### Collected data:
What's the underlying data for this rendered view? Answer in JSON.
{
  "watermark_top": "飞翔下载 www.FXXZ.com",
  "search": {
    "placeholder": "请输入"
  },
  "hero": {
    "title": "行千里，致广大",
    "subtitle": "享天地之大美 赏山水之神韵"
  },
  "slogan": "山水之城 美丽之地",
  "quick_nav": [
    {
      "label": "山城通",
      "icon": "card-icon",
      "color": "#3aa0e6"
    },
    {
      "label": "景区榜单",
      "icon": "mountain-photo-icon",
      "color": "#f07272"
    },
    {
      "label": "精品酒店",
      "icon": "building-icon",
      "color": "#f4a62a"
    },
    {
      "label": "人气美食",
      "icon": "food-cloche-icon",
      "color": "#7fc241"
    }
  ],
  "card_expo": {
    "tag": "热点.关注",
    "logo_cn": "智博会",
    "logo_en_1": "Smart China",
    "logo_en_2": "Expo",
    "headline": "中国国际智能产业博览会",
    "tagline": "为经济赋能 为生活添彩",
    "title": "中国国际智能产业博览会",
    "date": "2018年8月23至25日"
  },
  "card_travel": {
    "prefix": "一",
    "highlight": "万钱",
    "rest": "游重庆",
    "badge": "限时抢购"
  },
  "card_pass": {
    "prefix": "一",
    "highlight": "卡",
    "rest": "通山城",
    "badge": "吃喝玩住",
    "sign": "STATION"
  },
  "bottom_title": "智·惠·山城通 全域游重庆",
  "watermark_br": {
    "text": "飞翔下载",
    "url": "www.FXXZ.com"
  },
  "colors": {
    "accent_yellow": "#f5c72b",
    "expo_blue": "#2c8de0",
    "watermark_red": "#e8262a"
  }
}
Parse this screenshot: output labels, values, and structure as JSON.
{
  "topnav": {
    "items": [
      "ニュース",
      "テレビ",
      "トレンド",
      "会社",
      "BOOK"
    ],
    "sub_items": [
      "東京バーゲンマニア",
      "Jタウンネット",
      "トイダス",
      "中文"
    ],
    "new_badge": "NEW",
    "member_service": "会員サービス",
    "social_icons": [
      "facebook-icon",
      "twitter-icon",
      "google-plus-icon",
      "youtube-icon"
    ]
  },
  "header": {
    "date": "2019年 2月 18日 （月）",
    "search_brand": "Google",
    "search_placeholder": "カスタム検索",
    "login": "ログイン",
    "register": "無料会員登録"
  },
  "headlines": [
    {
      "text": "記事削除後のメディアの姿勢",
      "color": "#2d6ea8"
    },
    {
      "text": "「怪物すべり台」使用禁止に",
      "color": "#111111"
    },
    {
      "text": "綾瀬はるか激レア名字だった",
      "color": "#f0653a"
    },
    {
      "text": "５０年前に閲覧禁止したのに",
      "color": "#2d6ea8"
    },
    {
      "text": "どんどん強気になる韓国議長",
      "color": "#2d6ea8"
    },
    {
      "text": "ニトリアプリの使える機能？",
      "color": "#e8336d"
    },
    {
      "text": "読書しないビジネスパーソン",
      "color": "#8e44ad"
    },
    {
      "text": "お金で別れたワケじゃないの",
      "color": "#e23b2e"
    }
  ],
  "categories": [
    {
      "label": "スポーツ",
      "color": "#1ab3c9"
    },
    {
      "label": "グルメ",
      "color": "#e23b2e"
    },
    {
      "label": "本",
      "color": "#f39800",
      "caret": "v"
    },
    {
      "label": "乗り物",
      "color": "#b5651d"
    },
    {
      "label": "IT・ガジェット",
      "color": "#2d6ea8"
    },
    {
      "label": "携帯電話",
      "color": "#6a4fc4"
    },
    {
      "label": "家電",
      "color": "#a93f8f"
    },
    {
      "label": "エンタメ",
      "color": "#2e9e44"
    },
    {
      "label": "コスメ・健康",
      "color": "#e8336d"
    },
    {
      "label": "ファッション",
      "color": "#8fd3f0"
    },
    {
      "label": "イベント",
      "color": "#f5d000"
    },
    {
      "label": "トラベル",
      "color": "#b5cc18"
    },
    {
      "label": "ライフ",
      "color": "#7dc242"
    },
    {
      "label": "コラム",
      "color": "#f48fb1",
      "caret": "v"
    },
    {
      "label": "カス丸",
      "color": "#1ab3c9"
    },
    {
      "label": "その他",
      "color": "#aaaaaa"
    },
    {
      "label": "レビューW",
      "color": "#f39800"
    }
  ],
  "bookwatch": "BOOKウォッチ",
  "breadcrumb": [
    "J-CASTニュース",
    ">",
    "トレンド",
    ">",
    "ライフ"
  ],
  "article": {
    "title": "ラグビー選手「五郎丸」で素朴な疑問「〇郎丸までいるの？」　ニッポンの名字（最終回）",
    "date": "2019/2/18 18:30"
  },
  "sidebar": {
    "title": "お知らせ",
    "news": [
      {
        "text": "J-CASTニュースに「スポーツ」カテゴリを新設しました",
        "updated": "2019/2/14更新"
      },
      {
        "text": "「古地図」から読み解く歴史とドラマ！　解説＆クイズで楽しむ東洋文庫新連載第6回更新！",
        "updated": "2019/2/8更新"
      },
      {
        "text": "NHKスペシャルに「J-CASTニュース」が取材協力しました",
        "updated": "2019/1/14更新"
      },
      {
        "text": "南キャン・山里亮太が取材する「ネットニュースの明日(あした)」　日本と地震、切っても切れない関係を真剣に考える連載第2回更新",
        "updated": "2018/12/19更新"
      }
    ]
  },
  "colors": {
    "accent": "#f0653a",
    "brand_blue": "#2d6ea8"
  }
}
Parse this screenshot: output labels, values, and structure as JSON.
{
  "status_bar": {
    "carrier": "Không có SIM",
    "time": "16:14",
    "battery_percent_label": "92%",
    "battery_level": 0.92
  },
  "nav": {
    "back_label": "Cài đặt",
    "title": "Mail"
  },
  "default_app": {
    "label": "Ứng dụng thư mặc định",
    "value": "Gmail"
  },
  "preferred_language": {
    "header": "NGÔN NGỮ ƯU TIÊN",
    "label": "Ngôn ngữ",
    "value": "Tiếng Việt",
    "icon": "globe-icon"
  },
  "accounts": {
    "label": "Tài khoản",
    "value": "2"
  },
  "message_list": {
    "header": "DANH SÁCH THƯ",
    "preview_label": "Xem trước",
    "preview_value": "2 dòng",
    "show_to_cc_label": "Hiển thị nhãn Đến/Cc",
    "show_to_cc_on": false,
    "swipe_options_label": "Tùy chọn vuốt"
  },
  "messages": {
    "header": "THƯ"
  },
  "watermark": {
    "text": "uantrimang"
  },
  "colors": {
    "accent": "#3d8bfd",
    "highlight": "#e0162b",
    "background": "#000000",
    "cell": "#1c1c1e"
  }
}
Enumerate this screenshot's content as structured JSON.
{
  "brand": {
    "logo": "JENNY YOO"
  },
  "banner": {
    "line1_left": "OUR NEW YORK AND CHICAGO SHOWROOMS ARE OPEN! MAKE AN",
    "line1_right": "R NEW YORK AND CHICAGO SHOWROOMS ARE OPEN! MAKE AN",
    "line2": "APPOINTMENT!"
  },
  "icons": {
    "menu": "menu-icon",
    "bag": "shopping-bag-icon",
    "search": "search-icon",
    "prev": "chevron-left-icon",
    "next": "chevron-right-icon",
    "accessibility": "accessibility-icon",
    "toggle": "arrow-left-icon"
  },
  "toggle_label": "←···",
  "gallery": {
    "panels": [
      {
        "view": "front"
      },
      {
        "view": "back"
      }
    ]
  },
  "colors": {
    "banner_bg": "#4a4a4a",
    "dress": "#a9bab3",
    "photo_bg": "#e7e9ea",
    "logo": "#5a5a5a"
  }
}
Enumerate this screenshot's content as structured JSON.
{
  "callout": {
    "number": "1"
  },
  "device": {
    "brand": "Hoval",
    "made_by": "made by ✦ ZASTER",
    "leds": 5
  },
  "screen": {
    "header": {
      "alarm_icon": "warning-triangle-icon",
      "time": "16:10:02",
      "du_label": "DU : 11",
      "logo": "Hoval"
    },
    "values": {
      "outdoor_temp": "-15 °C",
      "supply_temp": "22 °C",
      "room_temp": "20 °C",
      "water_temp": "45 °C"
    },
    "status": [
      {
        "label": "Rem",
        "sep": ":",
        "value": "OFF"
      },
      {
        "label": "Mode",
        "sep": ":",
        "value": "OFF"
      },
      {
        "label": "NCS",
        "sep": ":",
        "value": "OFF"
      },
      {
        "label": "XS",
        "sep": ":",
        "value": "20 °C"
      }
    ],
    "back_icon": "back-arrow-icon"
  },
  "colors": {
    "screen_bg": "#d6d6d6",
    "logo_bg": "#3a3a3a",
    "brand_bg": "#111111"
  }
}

### Written exercise:
Set out every line from the material that contains the string "OPEN".

### Task response:
    "line1_left": "OUR NEW YORK AND CHICAGO SHOWROOMS ARE OPEN! MAKE AN",
    "line1_right": "R NEW YORK AND CHICAGO SHOWROOMS ARE OPEN! MAKE AN",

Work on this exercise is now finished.